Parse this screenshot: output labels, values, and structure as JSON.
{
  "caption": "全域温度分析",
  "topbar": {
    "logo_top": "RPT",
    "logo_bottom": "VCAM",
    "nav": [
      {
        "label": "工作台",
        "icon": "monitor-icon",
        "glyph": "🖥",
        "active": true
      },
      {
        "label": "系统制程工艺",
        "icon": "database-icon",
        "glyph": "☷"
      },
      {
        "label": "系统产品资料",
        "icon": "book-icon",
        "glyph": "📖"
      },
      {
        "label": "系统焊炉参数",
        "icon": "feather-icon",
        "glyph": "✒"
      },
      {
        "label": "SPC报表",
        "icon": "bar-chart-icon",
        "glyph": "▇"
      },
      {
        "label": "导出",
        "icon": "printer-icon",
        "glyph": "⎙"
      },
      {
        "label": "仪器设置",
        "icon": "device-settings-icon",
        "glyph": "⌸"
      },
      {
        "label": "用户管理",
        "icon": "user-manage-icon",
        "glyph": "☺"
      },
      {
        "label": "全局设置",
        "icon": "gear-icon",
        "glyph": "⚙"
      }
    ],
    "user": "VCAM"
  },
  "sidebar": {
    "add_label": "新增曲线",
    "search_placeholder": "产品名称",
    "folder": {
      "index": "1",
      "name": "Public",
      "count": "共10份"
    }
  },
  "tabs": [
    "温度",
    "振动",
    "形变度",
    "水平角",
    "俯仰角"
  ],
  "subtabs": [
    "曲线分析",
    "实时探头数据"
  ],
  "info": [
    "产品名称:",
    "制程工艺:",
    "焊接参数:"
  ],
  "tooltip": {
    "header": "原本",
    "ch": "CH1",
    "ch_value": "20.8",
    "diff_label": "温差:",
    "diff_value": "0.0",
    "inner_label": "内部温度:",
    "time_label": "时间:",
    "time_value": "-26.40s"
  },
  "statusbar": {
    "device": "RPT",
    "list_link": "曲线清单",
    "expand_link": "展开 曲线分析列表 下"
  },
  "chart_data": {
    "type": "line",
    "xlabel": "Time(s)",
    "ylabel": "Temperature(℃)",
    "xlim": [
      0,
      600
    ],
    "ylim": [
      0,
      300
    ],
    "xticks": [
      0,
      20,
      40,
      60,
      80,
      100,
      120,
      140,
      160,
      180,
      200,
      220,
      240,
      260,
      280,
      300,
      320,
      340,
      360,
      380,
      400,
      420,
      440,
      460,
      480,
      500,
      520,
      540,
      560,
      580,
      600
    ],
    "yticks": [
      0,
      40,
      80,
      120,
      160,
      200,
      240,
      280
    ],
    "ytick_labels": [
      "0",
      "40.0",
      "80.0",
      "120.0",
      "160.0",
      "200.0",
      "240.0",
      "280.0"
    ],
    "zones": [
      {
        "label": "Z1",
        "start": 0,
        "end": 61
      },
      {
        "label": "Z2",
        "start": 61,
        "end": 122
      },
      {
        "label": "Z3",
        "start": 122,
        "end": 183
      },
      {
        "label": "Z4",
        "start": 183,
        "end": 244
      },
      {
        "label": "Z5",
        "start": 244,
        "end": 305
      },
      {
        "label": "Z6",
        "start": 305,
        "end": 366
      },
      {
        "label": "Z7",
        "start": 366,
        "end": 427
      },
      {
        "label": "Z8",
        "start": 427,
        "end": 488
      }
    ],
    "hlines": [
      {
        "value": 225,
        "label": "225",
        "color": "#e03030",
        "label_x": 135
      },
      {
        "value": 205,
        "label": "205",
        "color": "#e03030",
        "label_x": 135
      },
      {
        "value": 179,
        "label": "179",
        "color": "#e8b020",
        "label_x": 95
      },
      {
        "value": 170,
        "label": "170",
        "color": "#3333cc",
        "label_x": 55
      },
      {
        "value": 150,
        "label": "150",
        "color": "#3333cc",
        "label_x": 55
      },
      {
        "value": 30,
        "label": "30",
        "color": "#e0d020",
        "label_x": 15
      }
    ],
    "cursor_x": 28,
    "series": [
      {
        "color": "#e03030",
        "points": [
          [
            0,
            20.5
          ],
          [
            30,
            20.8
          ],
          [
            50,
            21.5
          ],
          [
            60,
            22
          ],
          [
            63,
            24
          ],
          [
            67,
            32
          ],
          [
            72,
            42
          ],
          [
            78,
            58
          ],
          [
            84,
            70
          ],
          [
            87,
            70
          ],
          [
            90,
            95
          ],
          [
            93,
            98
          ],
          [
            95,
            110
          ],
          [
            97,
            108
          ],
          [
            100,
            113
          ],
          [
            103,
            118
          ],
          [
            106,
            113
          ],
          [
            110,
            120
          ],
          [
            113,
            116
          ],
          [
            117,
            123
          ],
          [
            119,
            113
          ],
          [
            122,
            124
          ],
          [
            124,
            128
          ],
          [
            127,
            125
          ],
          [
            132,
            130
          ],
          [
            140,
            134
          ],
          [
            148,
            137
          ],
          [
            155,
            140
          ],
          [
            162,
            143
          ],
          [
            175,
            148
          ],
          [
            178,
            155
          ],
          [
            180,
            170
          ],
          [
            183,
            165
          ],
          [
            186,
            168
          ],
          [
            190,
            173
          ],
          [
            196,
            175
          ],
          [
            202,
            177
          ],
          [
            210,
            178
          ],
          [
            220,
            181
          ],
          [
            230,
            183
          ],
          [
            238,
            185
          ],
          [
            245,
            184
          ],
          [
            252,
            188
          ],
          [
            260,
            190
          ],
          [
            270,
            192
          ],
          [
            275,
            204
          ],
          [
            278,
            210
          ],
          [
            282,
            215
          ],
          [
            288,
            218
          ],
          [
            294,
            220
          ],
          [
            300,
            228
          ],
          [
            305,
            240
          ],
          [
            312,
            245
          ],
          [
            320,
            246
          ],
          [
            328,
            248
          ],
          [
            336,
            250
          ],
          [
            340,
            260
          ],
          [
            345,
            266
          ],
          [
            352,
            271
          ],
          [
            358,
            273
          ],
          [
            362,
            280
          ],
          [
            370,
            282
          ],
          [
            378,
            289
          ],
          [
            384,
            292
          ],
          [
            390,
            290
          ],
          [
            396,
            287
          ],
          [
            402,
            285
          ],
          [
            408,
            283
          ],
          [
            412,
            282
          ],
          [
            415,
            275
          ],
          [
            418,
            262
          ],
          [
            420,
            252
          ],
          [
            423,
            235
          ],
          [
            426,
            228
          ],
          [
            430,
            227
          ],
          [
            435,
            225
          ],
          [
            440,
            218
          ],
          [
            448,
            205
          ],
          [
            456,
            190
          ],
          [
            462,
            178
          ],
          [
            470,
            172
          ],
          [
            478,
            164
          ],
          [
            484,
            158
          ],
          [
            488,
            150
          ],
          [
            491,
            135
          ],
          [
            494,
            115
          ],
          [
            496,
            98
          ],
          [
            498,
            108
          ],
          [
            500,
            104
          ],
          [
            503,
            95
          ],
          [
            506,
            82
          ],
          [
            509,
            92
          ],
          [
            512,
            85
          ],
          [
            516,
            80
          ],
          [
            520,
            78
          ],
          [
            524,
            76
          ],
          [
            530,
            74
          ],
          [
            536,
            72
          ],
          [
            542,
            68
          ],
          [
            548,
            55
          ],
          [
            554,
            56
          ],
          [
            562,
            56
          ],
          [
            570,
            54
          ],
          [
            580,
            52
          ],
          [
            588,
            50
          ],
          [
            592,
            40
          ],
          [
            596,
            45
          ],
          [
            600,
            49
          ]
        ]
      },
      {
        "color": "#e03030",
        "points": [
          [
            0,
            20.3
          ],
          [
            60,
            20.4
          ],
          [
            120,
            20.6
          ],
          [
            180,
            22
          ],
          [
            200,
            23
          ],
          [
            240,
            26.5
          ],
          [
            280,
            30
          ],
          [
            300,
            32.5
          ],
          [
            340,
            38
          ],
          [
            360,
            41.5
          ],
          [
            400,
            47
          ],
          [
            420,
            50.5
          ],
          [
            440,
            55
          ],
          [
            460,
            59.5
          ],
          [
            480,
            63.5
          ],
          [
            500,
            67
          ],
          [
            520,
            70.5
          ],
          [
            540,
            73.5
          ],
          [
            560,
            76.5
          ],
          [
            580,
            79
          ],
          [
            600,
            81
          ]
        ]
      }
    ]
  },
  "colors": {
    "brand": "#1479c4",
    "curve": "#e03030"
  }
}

Task statement: Pick out the lines containing the string "start" and show them.

Exercise response:
        "start": 0,
        "start": 61,
        "start": 122,
        "start": 183,
        "start": 244,
        "start": 305,
        "start": 366,
        "start": 427,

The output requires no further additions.